> **What is asked**:
1) Reproduce the passage of the IBM innovation article starting with "The EBOs had" and going on through "resistance or revolt.".
2) List the new technologies that, according to the IBM innovation article, IBM itself invented but failed to commercialize.

On getting company leaders on board with the innovation agenda—a case study from IBM.
In Lead and Disrupt, Charles O’Reilly and I describe how firms explore new markets, without sacrificing their core businesses. With some tremendous case studies, we demonstrate that innovation need not be the preserve of start-ups. Netflix, Amazon, and Walmart, among others, all show how it is possible for established firms to beat the “innovator’s dilemma” and lead the next wave of change in their markets.
How do you make the leap to achieve the balance between exploratory innovation and core operations?
I know that this may seem like an impossible dream, an idealistic moonshot. After all many successful firms are gripped by the demands of quarterly targets to deliver on short-term performance. Managers make their careers by squeezing out additional points, optimizing sales channels or making incremental improvements to existing product lines. The leadership teams of such firms are packed with good people whose strengths lie in this sort of operational management. They know innovation is important, but it’s risky and uncertain. So, how do you make the leap to achieve the balance between exploratory innovation and core operations? One key steps is to get leaders on board.
Take IBM. By the late 1990s, IBM had become a disciplined machine for short-term performance, but had stunted its ability to innovate and grow. It faced disruption from a panoply of new technologies, some of which IBM itself had invented, but failed to commercialize: routers, web infrastructure, voice recognition, and RFID.
IBM’s response was to set its sights on “emerging business opportunities” (or EBOs) with a mission to test new markets, learn what value propositions worked, and establish IBM’s market position as quickly as possible. Staffers who participated in EBOs weren’t ring-fenced by the usual focus on profit growth and cost management. Instead, they were given the freedom to think long-term. Leaders of the EBOs could find new ways of working, breaking IBM’s typical approach when necessary, and recruiting deep specialist skills to solve customer problems. However, these teams were not lone wolf outfits. They were also tightly integrated into IBM, leveraging people and resources from the core business to achieve scale faster than any start-up could.
The EBOs had senior level sponsorship, which allowed them to escalate issues when they felt stymied by the machine. But they needed more than that. They needed a social network of leaders who were capable of advocating for their causes that was autonomous from the official hierarchy. Without this kind of grassroots support, rounding up resources for experimentation, while continuing to hold operating units to high goals would have been a recipe for resentment, if not resistance or revolt.

> **Information supplied**:
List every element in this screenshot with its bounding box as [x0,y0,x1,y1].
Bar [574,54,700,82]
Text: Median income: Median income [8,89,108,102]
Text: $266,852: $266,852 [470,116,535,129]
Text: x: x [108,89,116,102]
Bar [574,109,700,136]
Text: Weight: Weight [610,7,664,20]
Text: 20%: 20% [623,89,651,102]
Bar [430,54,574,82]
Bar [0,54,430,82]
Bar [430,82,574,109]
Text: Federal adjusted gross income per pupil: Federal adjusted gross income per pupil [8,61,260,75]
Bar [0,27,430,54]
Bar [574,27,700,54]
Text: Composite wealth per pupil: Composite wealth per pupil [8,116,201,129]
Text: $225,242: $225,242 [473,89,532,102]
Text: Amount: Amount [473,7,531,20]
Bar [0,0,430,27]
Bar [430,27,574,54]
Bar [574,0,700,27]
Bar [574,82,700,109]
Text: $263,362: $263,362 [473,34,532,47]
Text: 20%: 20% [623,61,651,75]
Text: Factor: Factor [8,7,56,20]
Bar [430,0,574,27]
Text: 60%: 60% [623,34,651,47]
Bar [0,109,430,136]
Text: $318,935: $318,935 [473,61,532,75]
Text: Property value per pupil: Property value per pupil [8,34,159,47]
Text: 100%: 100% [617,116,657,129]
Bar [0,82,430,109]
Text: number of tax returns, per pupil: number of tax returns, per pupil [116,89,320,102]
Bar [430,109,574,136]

> **The results**:
1)
The EBOs had senior level sponsorship, which allowed them to escalate issues when they felt stymied by the machine. But they needed more than that. They needed a social network of leaders who were capable of advocating for their causes that was autonomous from the official hierarchy. Without this kind of grassroots support, rounding up resources for experimentation, while continuing to hold operating units to high goals would have been a recipe for resentment, if not resistance or revolt.

2)
Routers
Web infrastructure
Voice recognition
RFID